> **Goal of the exercise**: Pick out every line of the entries below where "will" occurs, and copy those lines.

> **Exercise material**:

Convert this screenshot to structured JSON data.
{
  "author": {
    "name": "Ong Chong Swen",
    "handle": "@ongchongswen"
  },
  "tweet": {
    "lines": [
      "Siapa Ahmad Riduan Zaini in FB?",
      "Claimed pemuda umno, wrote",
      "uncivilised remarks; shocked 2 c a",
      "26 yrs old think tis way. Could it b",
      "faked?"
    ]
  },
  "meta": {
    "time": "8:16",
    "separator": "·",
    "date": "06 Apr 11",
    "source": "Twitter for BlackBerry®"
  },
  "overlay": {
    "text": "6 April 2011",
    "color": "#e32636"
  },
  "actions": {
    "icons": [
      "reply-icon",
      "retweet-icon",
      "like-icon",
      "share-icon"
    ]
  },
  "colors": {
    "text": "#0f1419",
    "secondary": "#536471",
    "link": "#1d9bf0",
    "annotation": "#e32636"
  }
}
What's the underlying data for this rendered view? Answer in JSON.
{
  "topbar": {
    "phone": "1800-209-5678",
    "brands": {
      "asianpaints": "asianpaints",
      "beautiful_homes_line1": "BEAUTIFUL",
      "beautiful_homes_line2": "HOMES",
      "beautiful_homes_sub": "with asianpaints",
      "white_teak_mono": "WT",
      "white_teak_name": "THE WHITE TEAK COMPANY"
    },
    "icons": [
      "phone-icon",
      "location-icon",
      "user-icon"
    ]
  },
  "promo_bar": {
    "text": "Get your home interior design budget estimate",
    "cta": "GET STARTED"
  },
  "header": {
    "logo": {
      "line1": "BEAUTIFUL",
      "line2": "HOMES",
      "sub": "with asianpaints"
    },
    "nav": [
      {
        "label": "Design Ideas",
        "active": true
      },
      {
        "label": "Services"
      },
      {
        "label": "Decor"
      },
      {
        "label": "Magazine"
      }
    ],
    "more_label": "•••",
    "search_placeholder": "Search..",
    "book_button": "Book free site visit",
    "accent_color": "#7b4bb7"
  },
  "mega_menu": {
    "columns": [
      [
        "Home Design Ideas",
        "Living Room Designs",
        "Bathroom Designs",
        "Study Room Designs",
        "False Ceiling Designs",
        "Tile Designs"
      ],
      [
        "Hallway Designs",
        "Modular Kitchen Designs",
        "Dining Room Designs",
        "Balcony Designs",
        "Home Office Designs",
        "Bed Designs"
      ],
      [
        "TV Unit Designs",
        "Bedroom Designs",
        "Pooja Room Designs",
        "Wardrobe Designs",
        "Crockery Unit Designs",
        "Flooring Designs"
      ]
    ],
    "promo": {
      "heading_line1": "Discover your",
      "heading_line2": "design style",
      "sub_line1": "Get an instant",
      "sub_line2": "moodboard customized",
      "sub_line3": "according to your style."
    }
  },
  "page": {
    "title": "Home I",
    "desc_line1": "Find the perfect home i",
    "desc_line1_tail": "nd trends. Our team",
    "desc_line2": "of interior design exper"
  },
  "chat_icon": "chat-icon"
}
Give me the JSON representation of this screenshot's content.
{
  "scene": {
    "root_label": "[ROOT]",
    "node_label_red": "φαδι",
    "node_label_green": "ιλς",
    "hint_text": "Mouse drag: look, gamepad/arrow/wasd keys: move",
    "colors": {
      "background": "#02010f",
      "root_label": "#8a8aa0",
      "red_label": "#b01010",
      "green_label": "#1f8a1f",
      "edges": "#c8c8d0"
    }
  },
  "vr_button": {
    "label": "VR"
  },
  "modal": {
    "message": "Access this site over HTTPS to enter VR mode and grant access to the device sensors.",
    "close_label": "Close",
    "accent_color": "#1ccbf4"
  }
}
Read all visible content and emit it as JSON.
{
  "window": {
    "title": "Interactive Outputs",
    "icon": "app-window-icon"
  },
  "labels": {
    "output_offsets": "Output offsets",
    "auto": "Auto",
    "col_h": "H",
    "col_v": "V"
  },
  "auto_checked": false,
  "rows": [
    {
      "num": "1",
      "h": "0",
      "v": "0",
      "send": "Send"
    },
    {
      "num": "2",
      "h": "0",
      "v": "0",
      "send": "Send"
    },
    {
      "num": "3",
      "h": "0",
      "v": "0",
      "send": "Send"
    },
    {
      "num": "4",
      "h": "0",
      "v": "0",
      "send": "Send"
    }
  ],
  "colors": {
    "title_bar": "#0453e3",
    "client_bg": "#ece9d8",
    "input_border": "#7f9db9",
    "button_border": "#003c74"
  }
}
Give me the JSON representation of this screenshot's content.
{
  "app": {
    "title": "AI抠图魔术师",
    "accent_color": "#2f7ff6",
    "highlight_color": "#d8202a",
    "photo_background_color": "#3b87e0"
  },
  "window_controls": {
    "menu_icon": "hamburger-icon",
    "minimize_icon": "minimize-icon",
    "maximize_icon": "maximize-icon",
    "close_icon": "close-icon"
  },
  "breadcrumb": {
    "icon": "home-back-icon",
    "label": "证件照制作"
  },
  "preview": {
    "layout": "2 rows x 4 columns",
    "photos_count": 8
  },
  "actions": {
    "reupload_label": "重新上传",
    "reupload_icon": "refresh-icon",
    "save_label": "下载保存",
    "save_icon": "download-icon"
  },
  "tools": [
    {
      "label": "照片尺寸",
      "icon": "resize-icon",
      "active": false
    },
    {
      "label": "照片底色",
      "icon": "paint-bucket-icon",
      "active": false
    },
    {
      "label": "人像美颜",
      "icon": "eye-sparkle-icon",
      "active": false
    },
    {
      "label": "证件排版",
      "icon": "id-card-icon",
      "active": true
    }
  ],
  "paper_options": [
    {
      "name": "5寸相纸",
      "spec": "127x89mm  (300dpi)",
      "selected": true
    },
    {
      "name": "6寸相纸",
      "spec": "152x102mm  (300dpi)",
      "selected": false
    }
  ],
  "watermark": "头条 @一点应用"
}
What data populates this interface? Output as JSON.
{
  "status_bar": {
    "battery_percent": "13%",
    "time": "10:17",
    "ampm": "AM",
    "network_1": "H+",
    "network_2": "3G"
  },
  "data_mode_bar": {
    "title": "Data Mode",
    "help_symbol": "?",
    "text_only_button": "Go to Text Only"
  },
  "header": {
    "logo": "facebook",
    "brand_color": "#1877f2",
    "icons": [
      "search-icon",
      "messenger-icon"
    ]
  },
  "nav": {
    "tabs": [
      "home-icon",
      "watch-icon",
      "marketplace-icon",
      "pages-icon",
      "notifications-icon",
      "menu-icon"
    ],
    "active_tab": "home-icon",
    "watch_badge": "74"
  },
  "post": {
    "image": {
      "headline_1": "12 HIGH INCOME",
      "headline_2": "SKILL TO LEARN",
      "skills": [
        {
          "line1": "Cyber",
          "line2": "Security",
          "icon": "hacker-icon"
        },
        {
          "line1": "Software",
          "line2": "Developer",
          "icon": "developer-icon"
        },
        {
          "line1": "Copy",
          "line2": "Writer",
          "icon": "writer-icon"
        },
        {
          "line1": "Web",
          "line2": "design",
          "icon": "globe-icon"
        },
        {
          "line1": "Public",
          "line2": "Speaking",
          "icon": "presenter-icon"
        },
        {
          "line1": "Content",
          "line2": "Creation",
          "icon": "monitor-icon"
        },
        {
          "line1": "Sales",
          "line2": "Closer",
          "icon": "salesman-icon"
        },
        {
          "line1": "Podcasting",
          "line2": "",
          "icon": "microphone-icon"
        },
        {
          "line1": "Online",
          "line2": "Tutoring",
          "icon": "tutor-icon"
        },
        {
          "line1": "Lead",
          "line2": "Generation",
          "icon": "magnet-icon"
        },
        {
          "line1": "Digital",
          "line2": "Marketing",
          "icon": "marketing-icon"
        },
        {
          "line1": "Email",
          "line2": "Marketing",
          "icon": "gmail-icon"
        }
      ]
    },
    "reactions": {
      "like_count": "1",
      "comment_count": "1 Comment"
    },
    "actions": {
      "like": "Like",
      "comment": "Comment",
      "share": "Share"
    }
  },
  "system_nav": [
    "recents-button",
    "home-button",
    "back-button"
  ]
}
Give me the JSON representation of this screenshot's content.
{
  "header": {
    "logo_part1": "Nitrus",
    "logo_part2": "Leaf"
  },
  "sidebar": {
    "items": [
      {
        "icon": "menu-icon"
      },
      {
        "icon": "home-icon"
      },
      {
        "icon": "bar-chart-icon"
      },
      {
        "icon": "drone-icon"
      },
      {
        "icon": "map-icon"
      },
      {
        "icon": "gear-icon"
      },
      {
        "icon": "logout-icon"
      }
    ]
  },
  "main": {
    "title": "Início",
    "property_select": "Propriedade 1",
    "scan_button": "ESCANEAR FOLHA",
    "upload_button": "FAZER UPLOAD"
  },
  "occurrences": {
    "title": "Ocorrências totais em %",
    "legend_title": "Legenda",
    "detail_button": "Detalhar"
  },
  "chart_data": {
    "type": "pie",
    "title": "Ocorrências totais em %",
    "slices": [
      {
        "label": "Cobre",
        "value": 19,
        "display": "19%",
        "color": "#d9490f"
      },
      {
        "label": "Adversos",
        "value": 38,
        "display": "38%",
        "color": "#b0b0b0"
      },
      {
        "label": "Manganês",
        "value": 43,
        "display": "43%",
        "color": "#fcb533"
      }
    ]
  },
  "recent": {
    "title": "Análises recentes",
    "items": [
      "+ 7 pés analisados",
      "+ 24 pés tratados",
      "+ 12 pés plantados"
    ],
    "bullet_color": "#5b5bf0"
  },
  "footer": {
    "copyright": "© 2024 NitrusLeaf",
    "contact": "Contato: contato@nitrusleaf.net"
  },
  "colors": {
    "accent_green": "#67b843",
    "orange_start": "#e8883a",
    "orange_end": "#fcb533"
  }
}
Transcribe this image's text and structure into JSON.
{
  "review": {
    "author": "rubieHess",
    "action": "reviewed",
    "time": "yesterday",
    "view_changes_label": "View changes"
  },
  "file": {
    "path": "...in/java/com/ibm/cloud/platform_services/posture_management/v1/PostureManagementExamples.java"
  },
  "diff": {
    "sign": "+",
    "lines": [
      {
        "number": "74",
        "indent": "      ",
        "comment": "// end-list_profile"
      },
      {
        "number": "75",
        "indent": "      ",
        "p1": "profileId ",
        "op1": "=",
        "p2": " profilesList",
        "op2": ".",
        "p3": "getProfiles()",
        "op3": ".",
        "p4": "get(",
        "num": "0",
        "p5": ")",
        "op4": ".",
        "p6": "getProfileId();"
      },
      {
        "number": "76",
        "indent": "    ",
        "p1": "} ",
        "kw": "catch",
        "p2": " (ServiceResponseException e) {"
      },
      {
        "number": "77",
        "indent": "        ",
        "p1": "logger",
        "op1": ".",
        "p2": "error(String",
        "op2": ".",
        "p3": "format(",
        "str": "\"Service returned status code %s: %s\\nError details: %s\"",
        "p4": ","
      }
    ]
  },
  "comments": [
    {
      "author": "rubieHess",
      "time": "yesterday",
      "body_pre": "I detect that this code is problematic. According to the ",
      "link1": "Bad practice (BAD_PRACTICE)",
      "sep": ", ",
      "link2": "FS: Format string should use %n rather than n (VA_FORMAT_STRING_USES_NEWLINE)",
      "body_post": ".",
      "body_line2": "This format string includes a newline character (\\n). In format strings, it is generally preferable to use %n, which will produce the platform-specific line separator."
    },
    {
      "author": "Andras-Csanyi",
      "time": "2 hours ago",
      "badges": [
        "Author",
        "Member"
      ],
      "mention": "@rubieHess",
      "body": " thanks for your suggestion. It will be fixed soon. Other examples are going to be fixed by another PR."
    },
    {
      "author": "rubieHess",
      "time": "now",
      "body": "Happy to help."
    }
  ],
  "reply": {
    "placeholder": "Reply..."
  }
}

> **Output of the exercise**:
      "body_line2": "This format string includes a newline character (\\n). In format strings, it is generally preferable to use %n, which will produce the platform-specific line separator."
      "body": " thanks for your suggestion. It will be fixed soon. Other examples are going to be fixed by another PR."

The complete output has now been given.